--- Directive ---
Write out the data below in full. Keep it exact.

--- Given records ---
--- Start ---

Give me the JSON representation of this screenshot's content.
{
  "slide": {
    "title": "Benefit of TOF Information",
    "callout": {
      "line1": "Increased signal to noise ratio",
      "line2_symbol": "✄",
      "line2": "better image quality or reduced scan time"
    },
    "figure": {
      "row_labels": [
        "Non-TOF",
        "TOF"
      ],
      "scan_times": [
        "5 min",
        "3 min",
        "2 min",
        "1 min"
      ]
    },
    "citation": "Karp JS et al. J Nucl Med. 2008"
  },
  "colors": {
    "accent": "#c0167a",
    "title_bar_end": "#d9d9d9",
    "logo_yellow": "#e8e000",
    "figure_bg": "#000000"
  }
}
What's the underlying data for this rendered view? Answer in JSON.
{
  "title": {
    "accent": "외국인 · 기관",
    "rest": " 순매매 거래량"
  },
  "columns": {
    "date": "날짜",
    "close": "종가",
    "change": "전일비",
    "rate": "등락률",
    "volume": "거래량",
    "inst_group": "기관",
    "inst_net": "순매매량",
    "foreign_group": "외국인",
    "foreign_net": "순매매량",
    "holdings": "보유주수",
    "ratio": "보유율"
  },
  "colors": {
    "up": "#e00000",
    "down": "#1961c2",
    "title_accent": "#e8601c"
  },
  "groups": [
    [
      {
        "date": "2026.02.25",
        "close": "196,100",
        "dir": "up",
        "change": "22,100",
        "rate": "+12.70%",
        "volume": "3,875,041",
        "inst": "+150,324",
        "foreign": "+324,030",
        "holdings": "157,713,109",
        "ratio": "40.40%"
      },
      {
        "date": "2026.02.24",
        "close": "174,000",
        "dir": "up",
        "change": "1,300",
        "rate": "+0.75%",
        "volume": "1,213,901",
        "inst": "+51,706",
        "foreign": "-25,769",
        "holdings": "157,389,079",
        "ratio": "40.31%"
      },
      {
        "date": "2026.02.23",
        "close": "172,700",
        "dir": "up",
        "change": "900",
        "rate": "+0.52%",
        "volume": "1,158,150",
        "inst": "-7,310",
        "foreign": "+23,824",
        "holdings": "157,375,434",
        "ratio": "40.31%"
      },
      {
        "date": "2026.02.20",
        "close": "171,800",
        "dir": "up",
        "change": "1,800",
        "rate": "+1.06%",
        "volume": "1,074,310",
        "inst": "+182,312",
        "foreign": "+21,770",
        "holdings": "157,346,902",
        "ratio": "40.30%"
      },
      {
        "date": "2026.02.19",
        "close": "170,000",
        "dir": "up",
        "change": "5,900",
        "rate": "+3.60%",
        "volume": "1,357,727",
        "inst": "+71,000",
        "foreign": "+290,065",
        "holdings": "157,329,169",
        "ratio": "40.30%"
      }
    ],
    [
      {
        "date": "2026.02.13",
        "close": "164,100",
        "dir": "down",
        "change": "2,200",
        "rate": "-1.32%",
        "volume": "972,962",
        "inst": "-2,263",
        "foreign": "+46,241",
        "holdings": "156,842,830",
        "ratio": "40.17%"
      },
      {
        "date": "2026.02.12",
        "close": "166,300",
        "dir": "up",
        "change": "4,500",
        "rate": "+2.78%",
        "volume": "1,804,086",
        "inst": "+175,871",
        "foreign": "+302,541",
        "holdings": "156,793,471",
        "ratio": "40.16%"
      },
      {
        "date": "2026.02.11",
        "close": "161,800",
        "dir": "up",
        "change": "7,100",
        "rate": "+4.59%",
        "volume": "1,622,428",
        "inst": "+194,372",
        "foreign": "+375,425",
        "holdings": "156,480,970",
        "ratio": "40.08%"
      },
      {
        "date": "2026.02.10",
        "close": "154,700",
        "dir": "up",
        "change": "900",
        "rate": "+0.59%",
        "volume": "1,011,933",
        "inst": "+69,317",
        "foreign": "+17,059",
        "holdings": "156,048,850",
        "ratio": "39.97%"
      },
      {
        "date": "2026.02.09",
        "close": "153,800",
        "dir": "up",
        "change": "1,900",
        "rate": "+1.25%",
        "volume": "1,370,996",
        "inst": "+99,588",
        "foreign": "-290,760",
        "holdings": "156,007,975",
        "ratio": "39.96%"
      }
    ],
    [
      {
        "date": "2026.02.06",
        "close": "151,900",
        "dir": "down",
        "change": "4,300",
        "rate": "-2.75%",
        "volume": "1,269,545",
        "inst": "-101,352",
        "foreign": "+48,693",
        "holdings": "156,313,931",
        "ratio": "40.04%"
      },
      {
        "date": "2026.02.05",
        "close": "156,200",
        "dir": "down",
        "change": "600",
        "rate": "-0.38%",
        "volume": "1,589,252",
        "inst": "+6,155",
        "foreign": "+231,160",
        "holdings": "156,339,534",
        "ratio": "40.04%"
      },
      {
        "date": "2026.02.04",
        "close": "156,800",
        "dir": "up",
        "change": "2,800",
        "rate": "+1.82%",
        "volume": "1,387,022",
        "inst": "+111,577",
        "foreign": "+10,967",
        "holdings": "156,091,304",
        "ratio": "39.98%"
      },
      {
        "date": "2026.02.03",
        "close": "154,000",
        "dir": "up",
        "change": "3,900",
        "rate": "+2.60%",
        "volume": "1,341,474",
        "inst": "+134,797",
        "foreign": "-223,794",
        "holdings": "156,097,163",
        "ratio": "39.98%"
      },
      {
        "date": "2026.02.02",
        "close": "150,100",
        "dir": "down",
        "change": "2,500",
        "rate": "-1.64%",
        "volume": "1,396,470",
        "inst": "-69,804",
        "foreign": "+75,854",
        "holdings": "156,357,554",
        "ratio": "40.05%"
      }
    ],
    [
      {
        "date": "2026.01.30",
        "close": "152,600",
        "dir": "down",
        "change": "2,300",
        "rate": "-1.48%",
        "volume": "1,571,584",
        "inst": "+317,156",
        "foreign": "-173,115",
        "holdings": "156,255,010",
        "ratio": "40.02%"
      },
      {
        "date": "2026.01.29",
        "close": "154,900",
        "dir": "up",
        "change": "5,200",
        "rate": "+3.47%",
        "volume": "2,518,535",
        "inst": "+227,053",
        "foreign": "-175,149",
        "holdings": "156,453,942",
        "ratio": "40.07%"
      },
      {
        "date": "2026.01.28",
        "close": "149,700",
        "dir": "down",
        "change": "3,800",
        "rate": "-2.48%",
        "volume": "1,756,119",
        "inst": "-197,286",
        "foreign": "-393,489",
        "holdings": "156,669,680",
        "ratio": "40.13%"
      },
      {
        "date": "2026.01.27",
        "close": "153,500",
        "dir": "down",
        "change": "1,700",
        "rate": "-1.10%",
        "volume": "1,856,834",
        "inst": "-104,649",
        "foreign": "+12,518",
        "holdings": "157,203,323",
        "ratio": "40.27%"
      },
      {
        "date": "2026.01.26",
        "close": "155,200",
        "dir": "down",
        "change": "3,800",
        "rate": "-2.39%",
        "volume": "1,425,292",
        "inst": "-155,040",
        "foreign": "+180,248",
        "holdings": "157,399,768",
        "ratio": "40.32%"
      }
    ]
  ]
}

--- End ---

--- Result of the task ---
Give me the JSON representation of this screenshot's content.
{
  "slide": {
    "title": "Benefit of TOF Information",
    "callout": {
      "line1": "Increased signal to noise ratio",
      "line2_symbol": "✄",
      "line2": "better image quality or reduced scan time"
    },
    "figure": {
      "row_labels": [
        "Non-TOF",
        "TOF"
      ],
      "scan_times": [
        "5 min",
        "3 min",
        "2 min",
        "1 min"
      ]
    },
    "citation": "Karp JS et al. J Nucl Med. 2008"
  },
  "colors": {
    "accent": "#c0167a",
    "title_bar_end": "#d9d9d9",
    "logo_yellow": "#e8e000",
    "figure_bg": "#000000"
  }
}
What's the underlying data for this rendered view? Answer in JSON.
{
  "title": {
    "accent": "외국인 · 기관",
    "rest": " 순매매 거래량"
  },
  "columns": {
    "date": "날짜",
    "close": "종가",
    "change": "전일비",
    "rate": "등락률",
    "volume": "거래량",
    "inst_group": "기관",
    "inst_net": "순매매량",
    "foreign_group": "외국인",
    "foreign_net": "순매매량",
    "holdings": "보유주수",
    "ratio": "보유율"
  },
  "colors": {
    "up": "#e00000",
    "down": "#1961c2",
    "title_accent": "#e8601c"
  },
  "groups": [
    [
      {
        "date": "2026.02.25",
        "close": "196,100",
        "dir": "up",
        "change": "22,100",
        "rate": "+12.70%",
        "volume": "3,875,041",
        "inst": "+150,324",
        "foreign": "+324,030",
        "holdings": "157,713,109",
        "ratio": "40.40%"
      },
      {
        "date": "2026.02.24",
        "close": "174,000",
        "dir": "up",
        "change": "1,300",
        "rate": "+0.75%",
        "volume": "1,213,901",
        "inst": "+51,706",
        "foreign": "-25,769",
        "holdings": "157,389,079",
        "ratio": "40.31%"
      },
      {
        "date": "2026.02.23",
        "close": "172,700",
        "dir": "up",
        "change": "900",
        "rate": "+0.52%",
        "volume": "1,158,150",
        "inst": "-7,310",
        "foreign": "+23,824",
        "holdings": "157,375,434",
        "ratio": "40.31%"
      },
      {
        "date": "2026.02.20",
        "close": "171,800",
        "dir": "up",
        "change": "1,800",
        "rate": "+1.06%",
        "volume": "1,074,310",
        "inst": "+182,312",
        "foreign": "+21,770",
        "holdings": "157,346,902",
        "ratio": "40.30%"
      },
      {
        "date": "2026.02.19",
        "close": "170,000",
        "dir": "up",
        "change": "5,900",
        "rate": "+3.60%",
        "volume": "1,357,727",
        "inst": "+71,000",
        "foreign": "+290,065",
        "holdings": "157,329,169",
        "ratio": "40.30%"
      }
    ],
    [
      {
        "date": "2026.02.13",
        "close": "164,100",
        "dir": "down",
        "change": "2,200",
        "rate": "-1.32%",
        "volume": "972,962",
        "inst": "-2,263",
        "foreign": "+46,241",
        "holdings": "156,842,830",
        "ratio": "40.17%"
      },
      {
        "date": "2026.02.12",
        "close": "166,300",
        "dir": "up",
        "change": "4,500",
        "rate": "+2.78%",
        "volume": "1,804,086",
        "inst": "+175,871",
        "foreign": "+302,541",
        "holdings": "156,793,471",
        "ratio": "40.16%"
      },
      {
        "date": "2026.02.11",
        "close": "161,800",
        "dir": "up",
        "change": "7,100",
        "rate": "+4.59%",
        "volume": "1,622,428",
        "inst": "+194,372",
        "foreign": "+375,425",
        "holdings": "156,480,970",
        "ratio": "40.08%"
      },
      {
        "date": "2026.02.10",
        "close": "154,700",
        "dir": "up",
        "change": "900",
        "rate": "+0.59%",
        "volume": "1,011,933",
        "inst": "+69,317",
        "foreign": "+17,059",
        "holdings": "156,048,850",
        "ratio": "39.97%"
      },
      {
        "date": "2026.02.09",
        "close": "153,800",
        "dir": "up",
        "change": "1,900",
        "rate": "+1.25%",
        "volume": "1,370,996",
        "inst": "+99,588",
        "foreign": "-290,760",
        "holdings": "156,007,975",
        "ratio": "39.96%"
      }
    ],
    [
      {
        "date": "2026.02.06",
        "close": "151,900",
        "dir": "down",
        "change": "4,300",
        "rate": "-2.75%",
        "volume": "1,269,545",
        "inst": "-101,352",
        "foreign": "+48,693",
        "holdings": "156,313,931",
        "ratio": "40.04%"
      },
      {
        "date": "2026.02.05",
        "close": "156,200",
        "dir": "down",
        "change": "600",
        "rate": "-0.38%",
        "volume": "1,589,252",
        "inst": "+6,155",
        "foreign": "+231,160",
        "holdings": "156,339,534",
        "ratio": "40.04%"
      },
      {
        "date": "2026.02.04",
        "close": "156,800",
        "dir": "up",
        "change": "2,800",
        "rate": "+1.82%",
        "volume": "1,387,022",
        "inst": "+111,577",
        "foreign": "+10,967",
        "holdings": "156,091,304",
        "ratio": "39.98%"
      },
      {
        "date": "2026.02.03",
        "close": "154,000",
        "dir": "up",
        "change": "3,900",
        "rate": "+2.60%",
        "volume": "1,341,474",
        "inst": "+134,797",
        "foreign": "-223,794",
        "holdings": "156,097,163",
        "ratio": "39.98%"
      },
      {
        "date": "2026.02.02",
        "close": "150,100",
        "dir": "down",
        "change": "2,500",
        "rate": "-1.64%",
        "volume": "1,396,470",
        "inst": "-69,804",
        "foreign": "+75,854",
        "holdings": "156,357,554",
        "ratio": "40.05%"
      }
    ],
    [
      {
        "date": "2026.01.30",
        "close": "152,600",
        "dir": "down",
        "change": "2,300",
        "rate": "-1.48%",
        "volume": "1,571,584",
        "inst": "+317,156",
        "foreign": "-173,115",
        "holdings": "156,255,010",
        "ratio": "40.02%"
      },
      {
        "date": "2026.01.29",
        "close": "154,900",
        "dir": "up",
        "change": "5,200",
        "rate": "+3.47%",
        "volume": "2,518,535",
        "inst": "+227,053",
        "foreign": "-175,149",
        "holdings": "156,453,942",
        "ratio": "40.07%"
      },
      {
        "date": "2026.01.28",
        "close": "149,700",
        "dir": "down",
        "change": "3,800",
        "rate": "-2.48%",
        "volume": "1,756,119",
        "inst": "-197,286",
        "foreign": "-393,489",
        "holdings": "156,669,680",
        "ratio": "40.13%"
      },
      {
        "date": "2026.01.27",
        "close": "153,500",
        "dir": "down",
        "change": "1,700",
        "rate": "-1.10%",
        "volume": "1,856,834",
        "inst": "-104,649",
        "foreign": "+12,518",
        "holdings": "157,203,323",
        "ratio": "40.27%"
      },
      {
        "date": "2026.01.26",
        "close": "155,200",
        "dir": "down",
        "change": "3,800",
        "rate": "-2.39%",
        "volume": "1,425,292",
        "inst": "-155,040",
        "foreign": "+180,248",
        "holdings": "157,399,768",
        "ratio": "40.32%"
      }
    ]
  ]
}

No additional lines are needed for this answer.